When I first began to use social media, I started a Facebook profile and then a LinkedIn account. For quite some time, I poured a great deal of energy and time into LinkedIn because I loved the level of conversation in the groups I joined.
People graciously shared their expertise. Were they looking for clients? Sure. But they also disseminated information that I was able to put to use in my writing and marketing.
Lately, however, I’ve all but ignored LinkedIn except when I write a new post or use LinkedIn’s publishing platform.
My focus is instead on my Facebook page and Twitter, and to a lesser degree Pinterest and Google+. So writing this post is helping me to recall why LinkedIn is an important part of a writer’s marketing platform (including mine). And if you’re a nonfiction writer/editor/bookcoach/designer, LinkedIn is where you’ll most likely to find clients.
Four Facts About LinkedIn You Need to Know
Presently, LinkedIn enjoys more than 500 million users.
- When I review the demographics for LinkedIn, I realize that considering the education of most users and their average salary ($50,000), most of these users are probably avid readers as well.

● EXERCISE TASKS
1. Answer these questions using the text about LinkedIn for writers, one answer per line:
(a) Which two accounts did the writer start first, and in what order?
(b) How many users does LinkedIn have at present?
(c) What average salary is given for LinkedIn users?
2. Recast the paragraph of the LinkedIn text that begins "My focus is instead on my Facebook page" as a short bulleted list that keeps its main facts.
3. Write what comes next in the text about LinkedIn for writers, picking up right after its final sentence.

● INFORMATION PROVIDED
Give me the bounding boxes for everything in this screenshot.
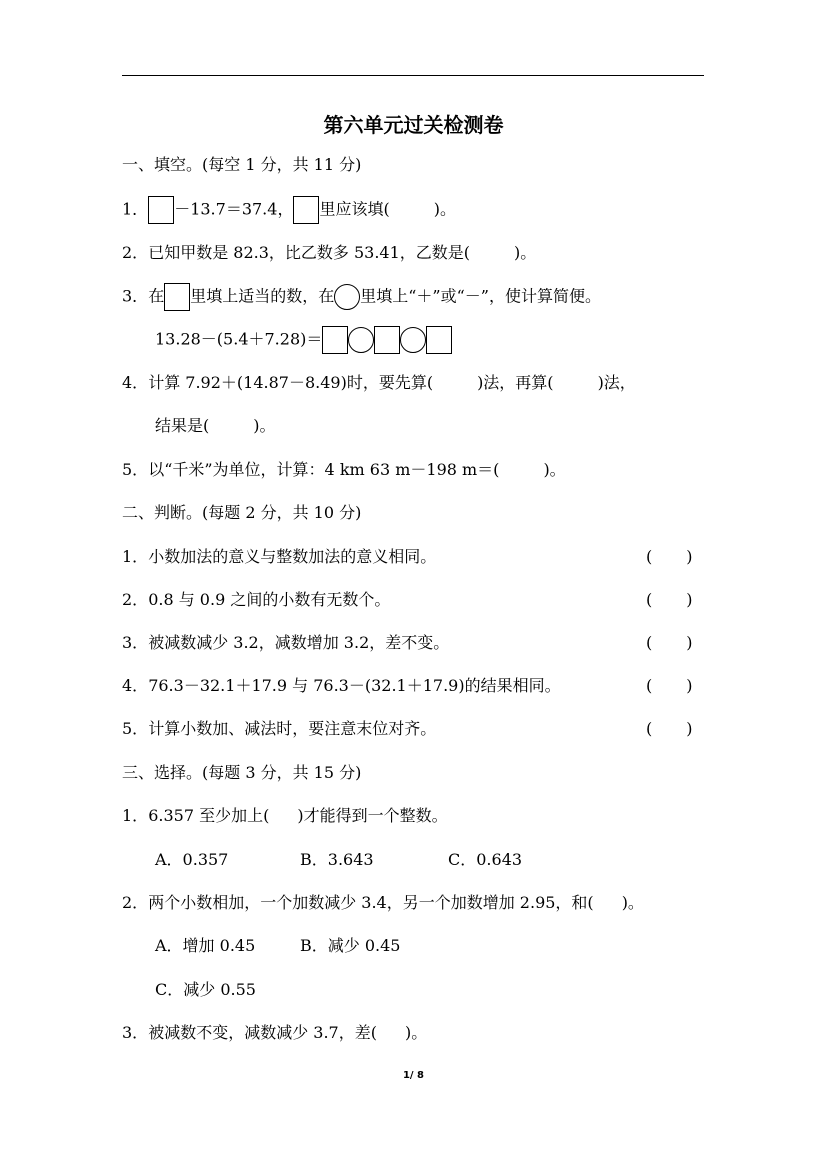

● ANSWERS FOR THE TASKS
1.
(a) A Facebook profile first, then a LinkedIn account.
(b) More than 500 million.
(c) $50,000.

2.
- The writer's main focus is now a Facebook page and Twitter, with less attention to Pinterest and Google+.
- Writing this post is reminding the writer why LinkedIn is an important part of a writer's marketing platform.
- Nonfiction writers, editors, book coaches and designers are most likely to find clients on LinkedIn.

3.
Sixty-one percent of LinkedIn users live outside of the U.S.
- Wouldn’t you love to sell your books everywhere English spoken? LinkedIn can help to promote your books to an international audience, just as Twitter can.
Two new users join LinkedIn every second.
- This network continues to grow. It’s important to be on social media channels that are dynamic and resistant to stagnation.
There are 2 million groups on LinkedIn and 81% of users join at least one.
- If you’re not in a group, join a few today. This is where you can share your expertise, help others, make new connections, gain more Twitter followers, and join in conversations that will further your understanding in your niche.
9 LinkedIn Best Practices
Reacquaint yourself to LinkedIn by following these best practices.
- Think about keywords when you review your profile. What words is someone most likely to type into a Google search bar in order to find the type of book you’ve written? Have you published a book about gardening in Northern California? Then use those keywords.
- Use bullet points to make your specialties stand out. The human eye does not like long blocks of black text. Type your specialties in Word or Pages and then cut and paste them onto your LinkedIn profile.
- Connect with people you know. Are colleagues from your book club and writing groups on LinkedIn? Look for them. Did you make new friends at a writers conference? Search for them. Connect with as many people as you can.
- Give (and receive) recommendations. Did you hire one of your connections to edit your most recent book? Why not offer a recommendation? If you give testimonials, they will be easier to drum up for yourself.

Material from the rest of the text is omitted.